EXTRACTED RECORDS:
────────────────────
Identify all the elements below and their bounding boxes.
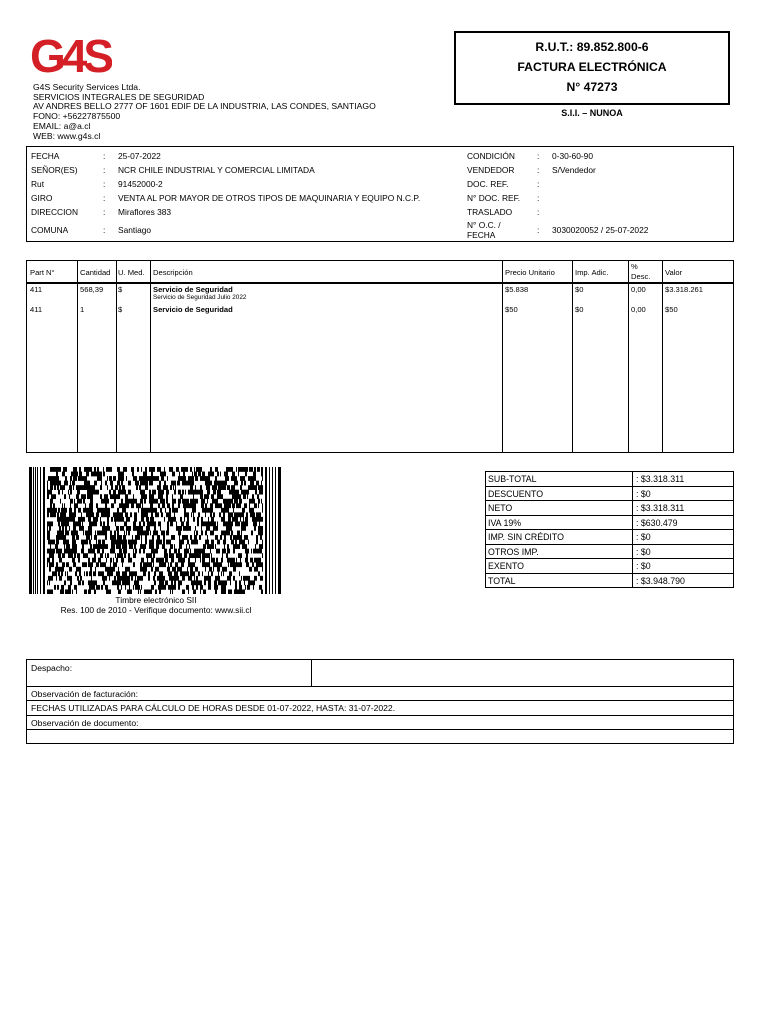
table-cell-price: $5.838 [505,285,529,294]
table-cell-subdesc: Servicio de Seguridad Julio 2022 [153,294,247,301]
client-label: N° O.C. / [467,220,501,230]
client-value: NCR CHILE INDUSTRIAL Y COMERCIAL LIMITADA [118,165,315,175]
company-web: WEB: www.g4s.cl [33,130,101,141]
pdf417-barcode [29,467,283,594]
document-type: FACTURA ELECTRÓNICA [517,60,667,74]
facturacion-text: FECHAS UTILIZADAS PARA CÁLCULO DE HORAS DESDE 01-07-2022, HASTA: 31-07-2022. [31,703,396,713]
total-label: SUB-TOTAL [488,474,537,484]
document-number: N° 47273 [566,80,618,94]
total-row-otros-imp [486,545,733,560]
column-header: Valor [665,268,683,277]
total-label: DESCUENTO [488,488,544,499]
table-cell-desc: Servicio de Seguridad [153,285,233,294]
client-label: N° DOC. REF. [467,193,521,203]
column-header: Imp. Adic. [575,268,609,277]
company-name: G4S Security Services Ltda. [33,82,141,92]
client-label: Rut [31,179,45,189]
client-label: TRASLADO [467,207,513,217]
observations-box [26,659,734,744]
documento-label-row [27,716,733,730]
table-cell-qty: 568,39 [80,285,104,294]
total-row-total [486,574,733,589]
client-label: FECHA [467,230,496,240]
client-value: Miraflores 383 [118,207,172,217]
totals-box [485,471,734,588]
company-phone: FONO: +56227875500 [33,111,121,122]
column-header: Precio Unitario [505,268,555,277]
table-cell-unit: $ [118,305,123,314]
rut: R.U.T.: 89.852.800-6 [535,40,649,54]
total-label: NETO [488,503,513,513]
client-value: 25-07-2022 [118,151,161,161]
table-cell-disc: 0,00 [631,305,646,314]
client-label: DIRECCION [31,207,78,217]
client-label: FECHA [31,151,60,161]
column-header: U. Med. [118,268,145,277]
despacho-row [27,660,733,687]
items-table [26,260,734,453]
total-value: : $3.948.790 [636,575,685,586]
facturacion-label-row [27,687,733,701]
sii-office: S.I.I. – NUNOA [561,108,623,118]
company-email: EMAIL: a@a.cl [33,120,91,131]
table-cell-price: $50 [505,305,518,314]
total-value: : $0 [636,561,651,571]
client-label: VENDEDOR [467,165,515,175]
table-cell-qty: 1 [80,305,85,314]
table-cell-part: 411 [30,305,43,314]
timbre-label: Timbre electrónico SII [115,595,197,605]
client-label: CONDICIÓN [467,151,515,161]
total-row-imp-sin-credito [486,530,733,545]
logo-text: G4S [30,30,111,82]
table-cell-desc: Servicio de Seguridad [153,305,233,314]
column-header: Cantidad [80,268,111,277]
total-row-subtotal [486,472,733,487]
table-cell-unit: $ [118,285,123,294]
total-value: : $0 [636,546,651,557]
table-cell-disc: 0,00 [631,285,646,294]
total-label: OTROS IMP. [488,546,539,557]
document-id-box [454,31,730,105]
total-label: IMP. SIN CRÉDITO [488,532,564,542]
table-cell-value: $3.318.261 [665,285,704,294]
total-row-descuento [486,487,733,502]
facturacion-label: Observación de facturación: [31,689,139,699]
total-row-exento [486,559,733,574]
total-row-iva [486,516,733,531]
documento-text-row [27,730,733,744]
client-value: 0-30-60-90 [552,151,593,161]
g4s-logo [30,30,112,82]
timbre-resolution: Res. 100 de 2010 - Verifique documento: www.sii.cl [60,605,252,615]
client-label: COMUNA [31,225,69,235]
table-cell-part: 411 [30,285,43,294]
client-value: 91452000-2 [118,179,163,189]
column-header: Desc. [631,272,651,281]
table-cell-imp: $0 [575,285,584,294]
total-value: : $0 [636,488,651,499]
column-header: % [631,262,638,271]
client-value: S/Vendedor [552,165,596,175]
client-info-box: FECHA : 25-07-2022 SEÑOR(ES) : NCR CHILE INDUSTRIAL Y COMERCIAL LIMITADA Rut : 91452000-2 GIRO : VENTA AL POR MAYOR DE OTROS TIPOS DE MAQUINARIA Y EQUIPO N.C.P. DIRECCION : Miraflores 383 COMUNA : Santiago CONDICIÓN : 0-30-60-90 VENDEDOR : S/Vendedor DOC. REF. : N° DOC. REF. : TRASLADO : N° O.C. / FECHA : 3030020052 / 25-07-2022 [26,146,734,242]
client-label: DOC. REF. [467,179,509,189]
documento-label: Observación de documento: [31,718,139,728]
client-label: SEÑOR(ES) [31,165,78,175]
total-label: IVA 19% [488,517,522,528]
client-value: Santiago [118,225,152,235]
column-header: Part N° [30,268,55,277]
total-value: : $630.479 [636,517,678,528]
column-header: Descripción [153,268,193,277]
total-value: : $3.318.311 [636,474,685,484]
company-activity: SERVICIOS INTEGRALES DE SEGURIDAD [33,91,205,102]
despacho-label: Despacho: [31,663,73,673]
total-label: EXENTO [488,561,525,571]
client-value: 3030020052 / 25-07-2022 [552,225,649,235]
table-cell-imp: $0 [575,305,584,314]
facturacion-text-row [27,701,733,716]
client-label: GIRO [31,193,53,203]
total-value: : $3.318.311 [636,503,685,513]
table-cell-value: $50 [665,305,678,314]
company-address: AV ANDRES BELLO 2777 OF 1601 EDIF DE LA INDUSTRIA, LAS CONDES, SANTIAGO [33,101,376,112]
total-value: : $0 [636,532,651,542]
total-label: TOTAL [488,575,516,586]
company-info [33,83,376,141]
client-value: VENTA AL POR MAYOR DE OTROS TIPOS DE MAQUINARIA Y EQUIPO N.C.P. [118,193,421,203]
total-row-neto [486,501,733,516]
────────────────────
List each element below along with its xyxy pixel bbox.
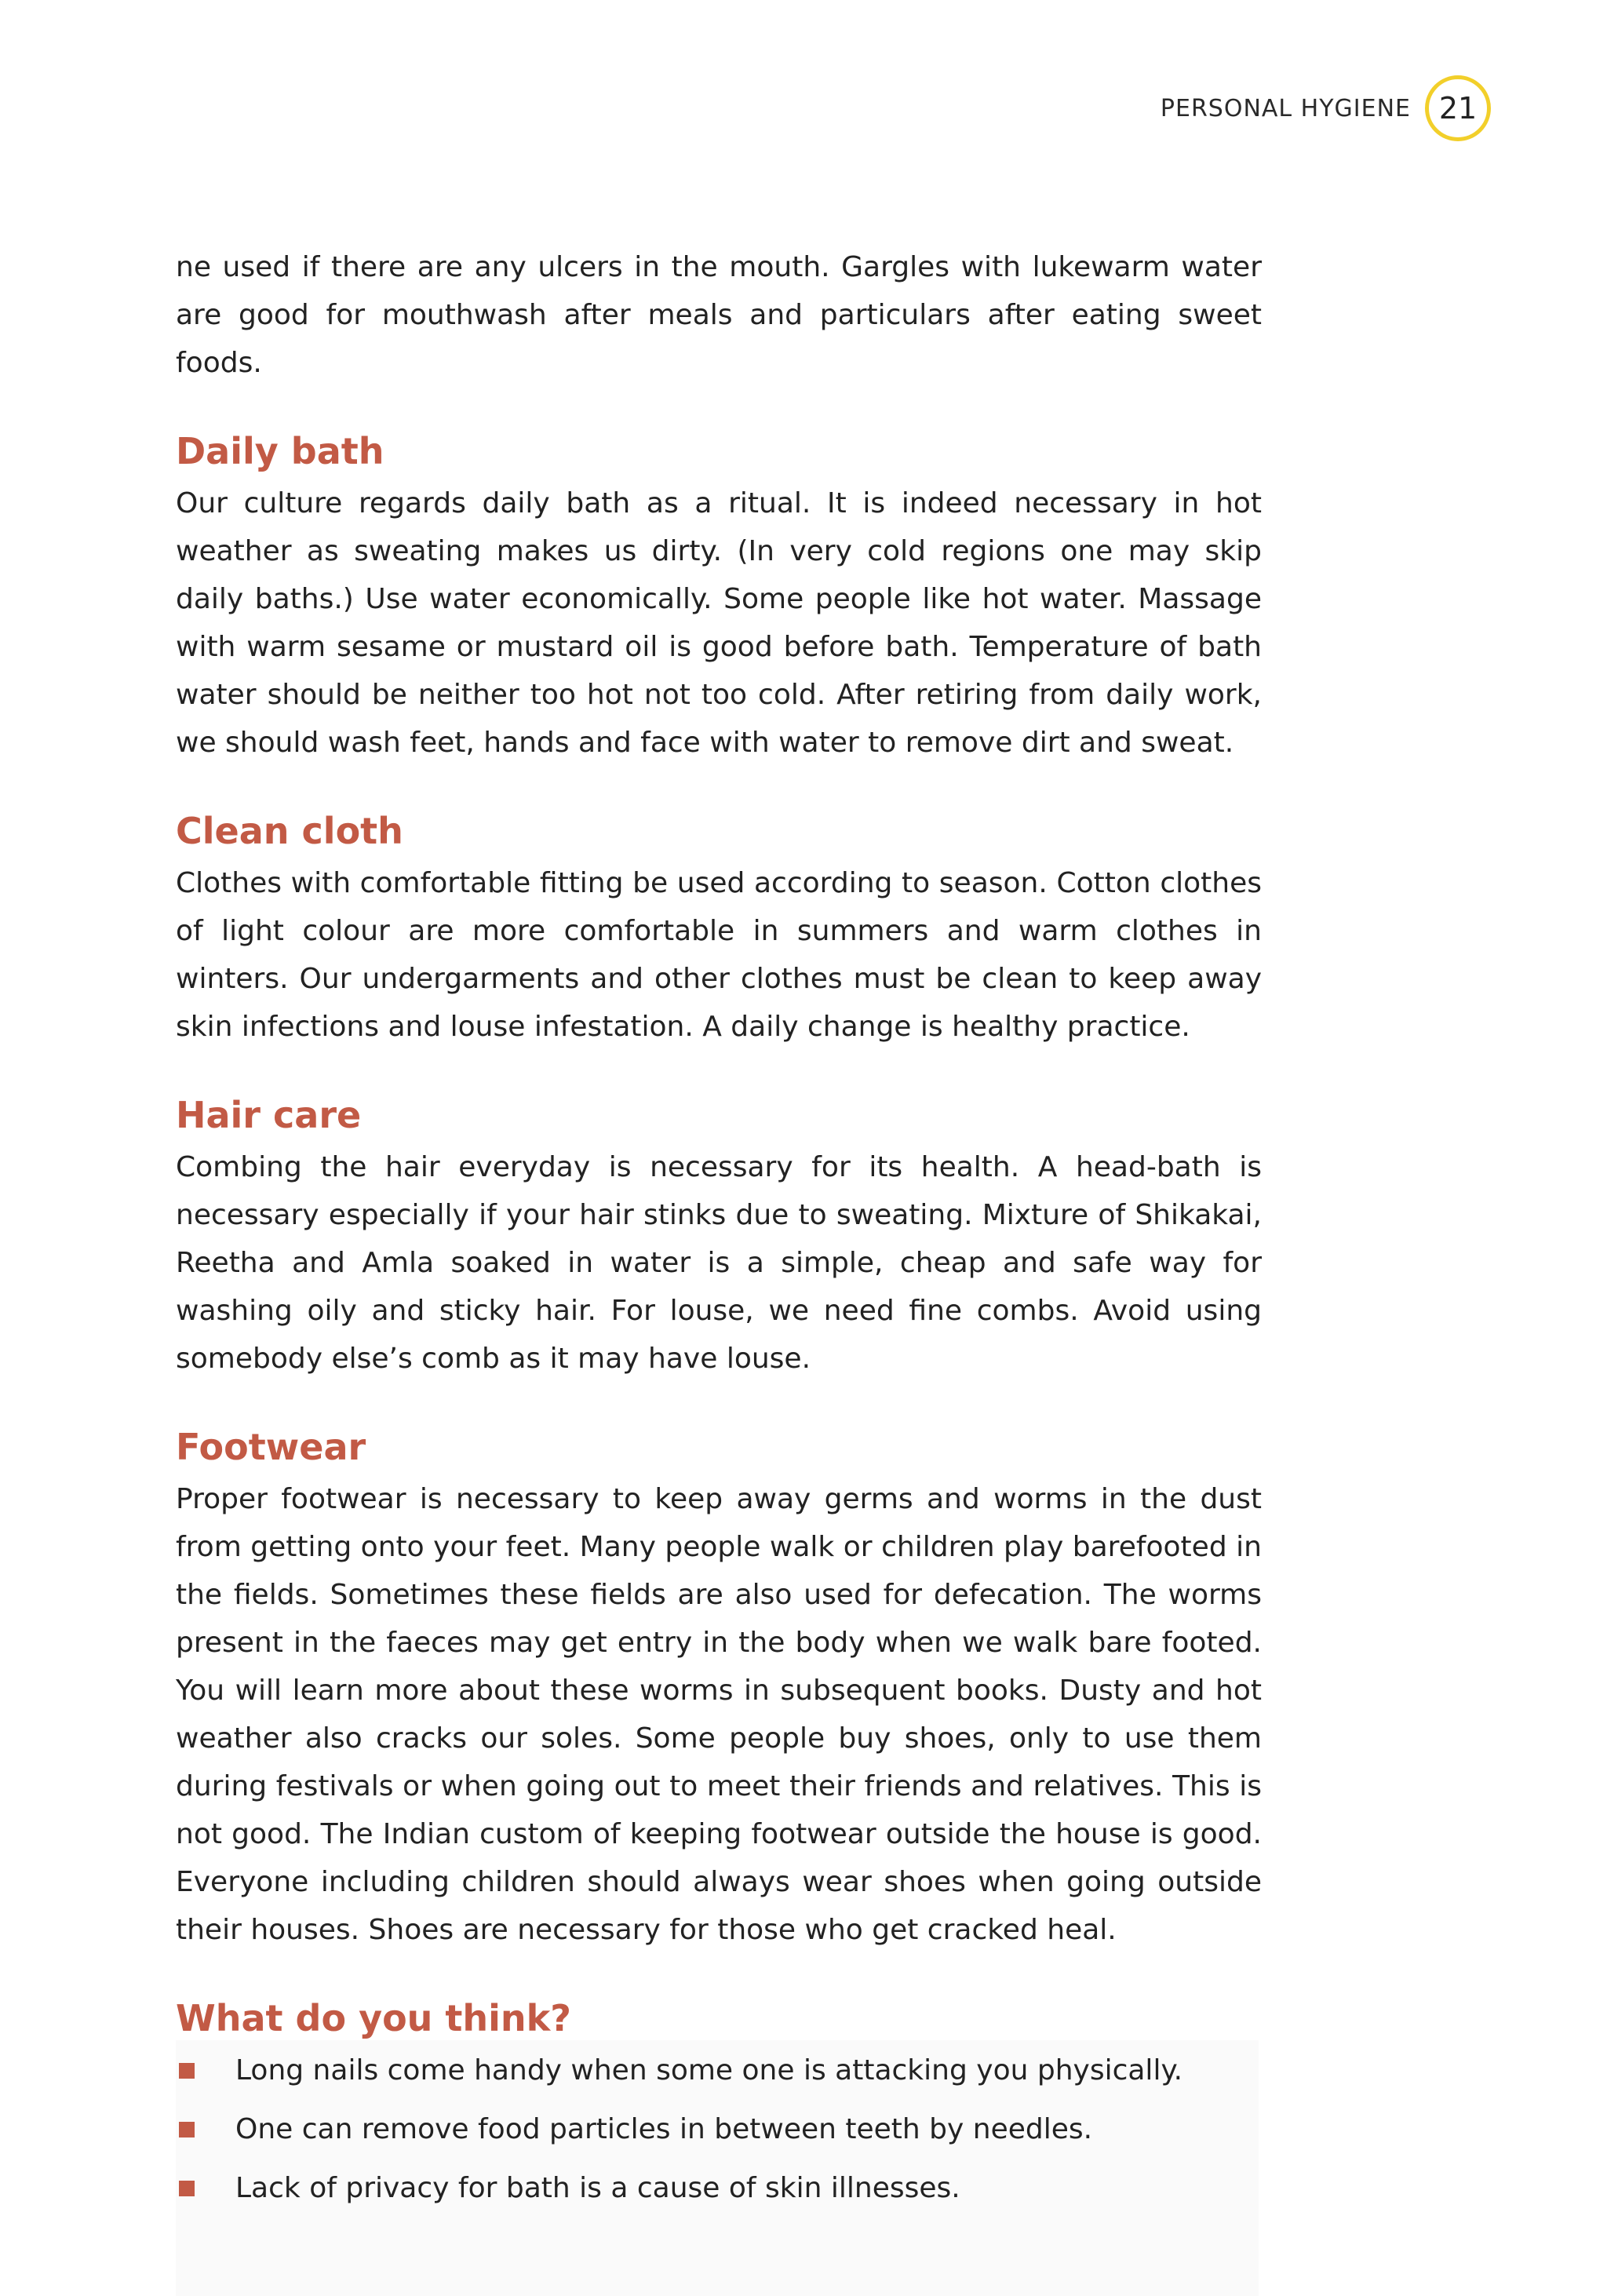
────────────────────
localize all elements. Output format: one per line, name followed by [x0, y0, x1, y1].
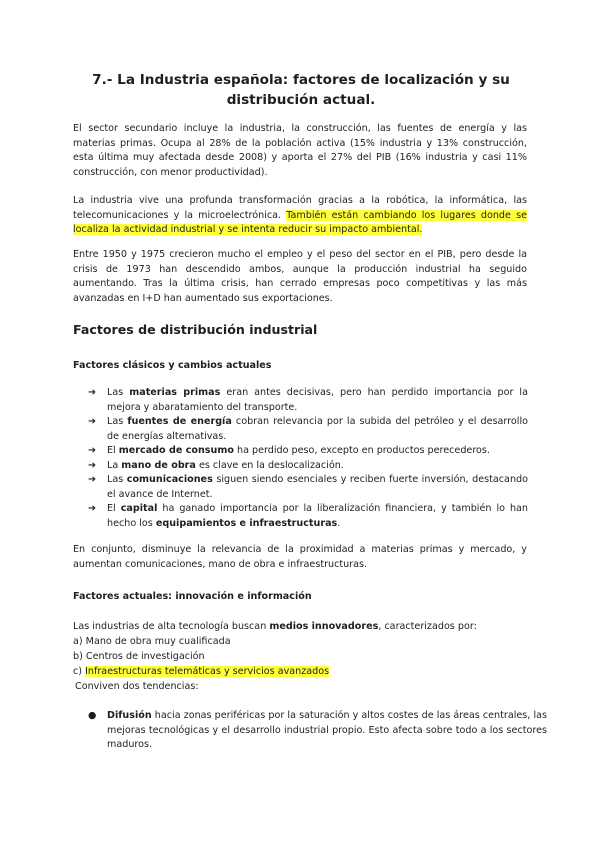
────────────────────
TASK DESCRIPTION: Render everything from the line containing "Identify all the" down to the line containing "items-table [26,260,734,453]" as a JSON list of strings, one string per line with blank lines omitted, and leave the pictures out of the answer.

ANSWER TO THIS EXERCISE:
[
  "Identify all the elements below and their bounding boxes.",
  "table-cell-price: $5.838 [505,285,529,294]",
  "table-cell-subdesc: Servicio de Seguridad Julio 2022 [153,294,247,301]",
  "client-label: N° O.C. / [467,220,501,230]",
  "client-value: NCR CHILE INDUSTRIAL Y COMERCIAL LIMITADA [118,165,315,175]",
  "company-web: WEB: www.g4s.cl [33,130,101,141]",
  "pdf417-barcode [29,467,283,594]",
  "document-type: FACTURA ELECTRÓNICA [517,60,667,74]",
  "facturacion-text: FECHAS UTILIZADAS PARA CÁLCULO DE HORAS DESDE 01-07-2022, HASTA: 31-07-2022. [31,703,396,713]",
  "total-label: SUB-TOTAL [488,474,537,484]",
  "document-number: N° 47273 [566,80,618,94]",
  "total-row-otros-imp [486,545,733,560]",
  "column-header: Valor [665,268,683,277]",
  "total-label: DESCUENTO [488,488,544,499]",
  "table-cell-desc: Servicio de Seguridad [153,285,233,294]",
  "client-label: N° DOC. REF. [467,193,521,203]",
  "column-header: Imp. Adic. [575,268,609,277]",
  "company-name: G4S Security Services Ltda. [33,82,141,92]",
  "client-label: Rut [31,179,45,189]",
  "client-label: TRASLADO [467,207,513,217]",
  "observations-box [26,659,734,744]",
  "documento-label-row [27,716,733,730]",
  "table-cell-qty: 568,39 [80,285,104,294]",
  "total-row-total [486,574,733,589]",
  "client-label: FECHA [467,230,496,240]",
  "client-value: Miraflores 383 [118,207,172,217]",
  "totals-box [485,471,734,588]",
  "company-phone: FONO: +56227875500 [33,111,121,122]",
  "column-header: Precio Unitario [505,268,555,277]",
  "table-cell-unit: $ [118,305,123,314]",
  "rut: R.U.T.: 89.852.800-6 [535,40,649,54]",
  "total-label: NETO [488,503,513,513]",
  "client-value: 25-07-2022 [118,151,161,161]",
  "table-cell-disc: 0,00 [631,305,646,314]",
  "client-label: DIRECCION [31,207,78,217]",
  "client-label: FECHA [31,151,60,161]",
  "column-header: U. Med. [118,268,145,277]",
  "despacho-row [27,660,733,687]",
  "items-table [26,260,734,453]"
]